- **TEXT SECTION**
+===+
This page largely based on http://math.stackexchange.com/a/1239123 with thanks.


Paraphrasing Wolfwram mathworld - a sinusoid is a function of some variable, say \(t\), that is similar to the sine function but may be shifted in phase, frequency, amplitude, or any combination of the three.

The general formula for a sinusoid function is:

(1)\[f(t) = A \sin(2 \pi f t + \theta) = A \sin(\omega t + \theta)\]


  • \(A\) is the amplitude — the maximum value of the function;
  • \(f\) is the ordinary frequency — the number of cycles per unit of \(t\);
  • \(\omega = 2 \pi f\) is the angular frequency — the number of radians per unit of \(t\);
  • \(\theta\) is the phase offset (in radians).
+===+
- **MATERIAL**

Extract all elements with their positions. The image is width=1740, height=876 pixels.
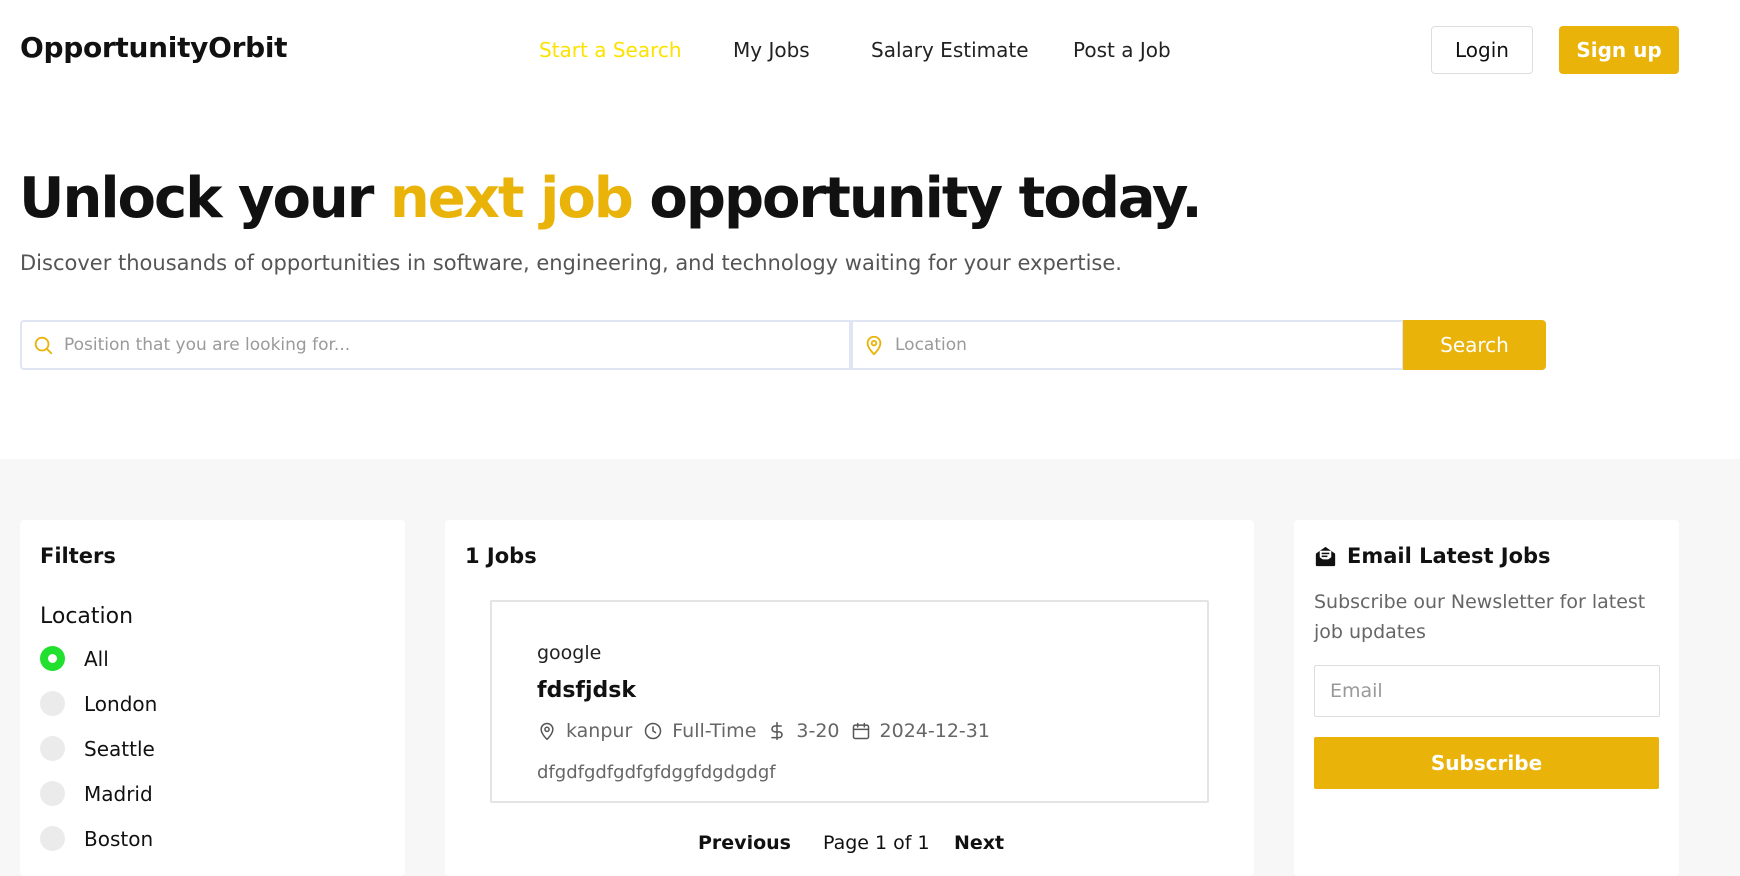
+===+
- **EXERCISES TO COMPLETE**
1. In the sinusoid page, why can the general formula be written either with 2πf or with ω? Answer in one to three sentences.
2. Rewrite everything in the sinusoid page from "(1)\[f(t) = A \sin(2" down to "offset (in radians).", replacing "phase offset" with "phase shift".
3. Answer these questions on the sinusoid page:
(a) Besides phase, in what two ways may a sinusoid be shifted compared with the sine function?
(b) In what unit is the phase offset θ given?
(c) What does the ordinary frequency f count?

- **TASK-BY-TASK SOLUTIONS**
1. The angular frequency ω is defined as 2πf, so the two expressions are equal. Putting ω in place of 2πf turns A sin(2πft + θ) into A sin(ωt + θ).

2.
(1)\[f(t) = A \sin(2 \pi f t + \theta) = A \sin(\omega t + \theta)\]


  • \(A\) is the amplitude — the maximum value of the function;
  • \(f\) is the ordinary frequency — the number of cycles per unit of \(t\);
  • \(\omega = 2 \pi f\) is the angular frequency — the number of radians per unit of \(t\);
  • \(\theta\) is the phase shift (in radians).

3.
(a) Frequency and amplitude.
(b) Radians.
(c) The number of cycles per unit of t.